##### Input material #####

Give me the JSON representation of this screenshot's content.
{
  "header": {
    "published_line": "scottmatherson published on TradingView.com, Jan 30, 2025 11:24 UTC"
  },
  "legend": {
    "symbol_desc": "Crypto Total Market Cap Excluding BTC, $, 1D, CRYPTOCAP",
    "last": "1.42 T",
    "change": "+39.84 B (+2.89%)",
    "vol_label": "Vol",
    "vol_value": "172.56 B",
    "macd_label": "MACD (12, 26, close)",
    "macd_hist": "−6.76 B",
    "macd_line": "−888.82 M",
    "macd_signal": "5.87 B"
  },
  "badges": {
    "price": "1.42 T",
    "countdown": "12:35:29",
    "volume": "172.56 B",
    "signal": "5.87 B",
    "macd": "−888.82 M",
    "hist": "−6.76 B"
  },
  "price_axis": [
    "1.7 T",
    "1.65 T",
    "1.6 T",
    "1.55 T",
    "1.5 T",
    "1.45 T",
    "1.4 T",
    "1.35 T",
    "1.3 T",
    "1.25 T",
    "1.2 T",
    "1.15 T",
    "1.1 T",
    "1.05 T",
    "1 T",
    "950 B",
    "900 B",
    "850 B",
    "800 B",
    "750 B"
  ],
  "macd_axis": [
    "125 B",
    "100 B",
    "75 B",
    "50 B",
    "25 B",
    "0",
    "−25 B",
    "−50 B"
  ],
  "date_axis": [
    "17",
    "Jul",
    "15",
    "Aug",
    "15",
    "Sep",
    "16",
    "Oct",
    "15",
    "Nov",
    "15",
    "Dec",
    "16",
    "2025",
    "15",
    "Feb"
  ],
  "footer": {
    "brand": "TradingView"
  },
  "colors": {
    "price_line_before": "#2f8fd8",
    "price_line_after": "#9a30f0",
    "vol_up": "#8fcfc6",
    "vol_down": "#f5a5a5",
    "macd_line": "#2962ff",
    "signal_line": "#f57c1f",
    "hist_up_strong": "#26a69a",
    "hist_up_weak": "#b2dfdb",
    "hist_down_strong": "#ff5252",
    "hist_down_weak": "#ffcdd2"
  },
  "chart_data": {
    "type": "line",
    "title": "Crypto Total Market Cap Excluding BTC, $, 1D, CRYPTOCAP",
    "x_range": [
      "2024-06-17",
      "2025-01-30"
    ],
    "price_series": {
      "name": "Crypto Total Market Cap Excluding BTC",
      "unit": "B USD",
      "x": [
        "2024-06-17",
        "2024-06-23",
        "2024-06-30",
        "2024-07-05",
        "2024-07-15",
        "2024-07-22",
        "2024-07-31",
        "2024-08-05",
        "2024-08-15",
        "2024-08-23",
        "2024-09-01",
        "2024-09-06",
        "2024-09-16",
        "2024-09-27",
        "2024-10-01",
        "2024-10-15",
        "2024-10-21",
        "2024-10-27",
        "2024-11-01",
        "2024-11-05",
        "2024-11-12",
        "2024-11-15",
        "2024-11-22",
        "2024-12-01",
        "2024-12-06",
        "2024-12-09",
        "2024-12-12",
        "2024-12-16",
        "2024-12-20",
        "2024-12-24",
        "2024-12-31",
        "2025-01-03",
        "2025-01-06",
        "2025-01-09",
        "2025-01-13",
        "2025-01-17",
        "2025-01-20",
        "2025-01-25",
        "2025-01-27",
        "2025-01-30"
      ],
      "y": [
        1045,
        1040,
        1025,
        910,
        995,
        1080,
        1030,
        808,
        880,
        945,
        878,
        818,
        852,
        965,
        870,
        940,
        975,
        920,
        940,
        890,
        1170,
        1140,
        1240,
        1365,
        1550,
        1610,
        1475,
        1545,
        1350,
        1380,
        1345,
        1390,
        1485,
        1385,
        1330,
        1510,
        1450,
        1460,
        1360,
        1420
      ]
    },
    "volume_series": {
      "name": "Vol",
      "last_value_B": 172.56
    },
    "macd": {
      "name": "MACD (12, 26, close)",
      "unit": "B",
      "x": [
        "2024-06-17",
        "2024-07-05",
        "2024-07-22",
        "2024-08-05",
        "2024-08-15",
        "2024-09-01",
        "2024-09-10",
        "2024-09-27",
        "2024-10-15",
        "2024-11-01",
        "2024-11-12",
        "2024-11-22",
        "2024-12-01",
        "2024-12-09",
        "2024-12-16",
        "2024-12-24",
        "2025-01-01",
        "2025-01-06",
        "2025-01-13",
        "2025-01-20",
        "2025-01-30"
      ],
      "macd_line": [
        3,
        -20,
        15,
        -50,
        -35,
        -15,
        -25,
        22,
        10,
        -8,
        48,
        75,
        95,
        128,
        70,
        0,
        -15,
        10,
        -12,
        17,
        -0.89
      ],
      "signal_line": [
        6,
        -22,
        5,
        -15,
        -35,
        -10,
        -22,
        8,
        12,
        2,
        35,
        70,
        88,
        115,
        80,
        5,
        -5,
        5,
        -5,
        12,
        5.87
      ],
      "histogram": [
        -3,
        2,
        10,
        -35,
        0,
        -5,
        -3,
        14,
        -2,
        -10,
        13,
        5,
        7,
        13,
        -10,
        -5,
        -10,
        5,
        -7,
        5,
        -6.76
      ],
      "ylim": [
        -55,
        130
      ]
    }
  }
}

#####

• **Exercise description**:
Repeat every line of the material exactly as given.

• **Task solution**:
Give me the JSON representation of this screenshot's content.
{
  "header": {
    "published_line": "scottmatherson published on TradingView.com, Jan 30, 2025 11:24 UTC"
  },
  "legend": {
    "symbol_desc": "Crypto Total Market Cap Excluding BTC, $, 1D, CRYPTOCAP",
    "last": "1.42 T",
    "change": "+39.84 B (+2.89%)",
    "vol_label": "Vol",
    "vol_value": "172.56 B",
    "macd_label": "MACD (12, 26, close)",
    "macd_hist": "−6.76 B",
    "macd_line": "−888.82 M",
    "macd_signal": "5.87 B"
  },
  "badges": {
    "price": "1.42 T",
    "countdown": "12:35:29",
    "volume": "172.56 B",
    "signal": "5.87 B",
    "macd": "−888.82 M",
    "hist": "−6.76 B"
  },
  "price_axis": [
    "1.7 T",
    "1.65 T",
    "1.6 T",
    "1.55 T",
    "1.5 T",
    "1.45 T",
    "1.4 T",
    "1.35 T",
    "1.3 T",
    "1.25 T",
    "1.2 T",
    "1.15 T",
    "1.1 T",
    "1.05 T",
    "1 T",
    "950 B",
    "900 B",
    "850 B",
    "800 B",
    "750 B"
  ],
  "macd_axis": [
    "125 B",
    "100 B",
    "75 B",
    "50 B",
    "25 B",
    "0",
    "−25 B",
    "−50 B"
  ],
  "date_axis": [
    "17",
    "Jul",
    "15",
    "Aug",
    "15",
    "Sep",
    "16",
    "Oct",
    "15",
    "Nov",
    "15",
    "Dec",
    "16",
    "2025",
    "15",
    "Feb"
  ],
  "footer": {
    "brand": "TradingView"
  },
  "colors": {
    "price_line_before": "#2f8fd8",
    "price_line_after": "#9a30f0",
    "vol_up": "#8fcfc6",
    "vol_down": "#f5a5a5",
    "macd_line": "#2962ff",
    "signal_line": "#f57c1f",
    "hist_up_strong": "#26a69a",
    "hist_up_weak": "#b2dfdb",
    "hist_down_strong": "#ff5252",
    "hist_down_weak": "#ffcdd2"
  },
  "chart_data": {
    "type": "line",
    "title": "Crypto Total Market Cap Excluding BTC, $, 1D, CRYPTOCAP",
    "x_range": [
      "2024-06-17",
      "2025-01-30"
    ],
    "price_series": {
      "name": "Crypto Total Market Cap Excluding BTC",
      "unit": "B USD",
      "x": [
        "2024-06-17",
        "2024-06-23",
        "2024-06-30",
        "2024-07-05",
        "2024-07-15",
        "2024-07-22",
        "2024-07-31",
        "2024-08-05",
        "2024-08-15",
        "2024-08-23",
        "2024-09-01",
        "2024-09-06",
        "2024-09-16",
        "2024-09-27",
        "2024-10-01",
        "2024-10-15",
        "2024-10-21",
        "2024-10-27",
        "2024-11-01",
        "2024-11-05",
        "2024-11-12",
        "2024-11-15",
        "2024-11-22",
        "2024-12-01",
        "2024-12-06",
        "2024-12-09",
        "2024-12-12",
        "2024-12-16",
        "2024-12-20",
        "2024-12-24",
        "2024-12-31",
        "2025-01-03",
        "2025-01-06",
        "2025-01-09",
        "2025-01-13",
        "2025-01-17",
        "2025-01-20",
        "2025-01-25",
        "2025-01-27",
        "2025-01-30"
      ],
      "y": [
        1045,
        1040,
        1025,
        910,
        995,
        1080,
        1030,
        808,
        880,
        945,
        878,
        818,
        852,
        965,
        870,
        940,
        975,
        920,
        940,
        890,
        1170,
        1140,
        1240,
        1365,
        1550,
        1610,
        1475,
        1545,
        1350,
        1380,
        1345,
        1390,
        1485,
        1385,
        1330,
        1510,
        1450,
        1460,
        1360,
        1420
      ]
    },
    "volume_series": {
      "name": "Vol",
      "last_value_B": 172.56
    },
    "macd": {
      "name": "MACD (12, 26, close)",
      "unit": "B",
      "x": [
        "2024-06-17",
        "2024-07-05",
        "2024-07-22",
        "2024-08-05",
        "2024-08-15",
        "2024-09-01",
        "2024-09-10",
        "2024-09-27",
        "2024-10-15",
        "2024-11-01",
        "2024-11-12",
        "2024-11-22",
        "2024-12-01",
        "2024-12-09",
        "2024-12-16",
        "2024-12-24",
        "2025-01-01",
        "2025-01-06",
        "2025-01-13",
        "2025-01-20",
        "2025-01-30"
      ],
      "macd_line": [
        3,
        -20,
        15,
        -50,
        -35,
        -15,
        -25,
        22,
        10,
        -8,
        48,
        75,
        95,
        128,
        70,
        0,
        -15,
        10,
        -12,
        17,
        -0.89
      ],
      "signal_line": [
        6,
        -22,
        5,
        -15,
        -35,
        -10,
        -22,
        8,
        12,
        2,
        35,
        70,
        88,
        115,
        80,
        5,
        -5,
        5,
        -5,
        12,
        5.87
      ],
      "histogram": [
        -3,
        2,
        10,
        -35,
        0,
        -5,
        -3,
        14,
        -2,
        -10,
        13,
        5,
        7,
        13,
        -10,
        -5,
        -10,
        5,
        -7,
        5,
        -6.76
      ],
      "ylim": [
        -55,
        130
      ]
    }
  }
}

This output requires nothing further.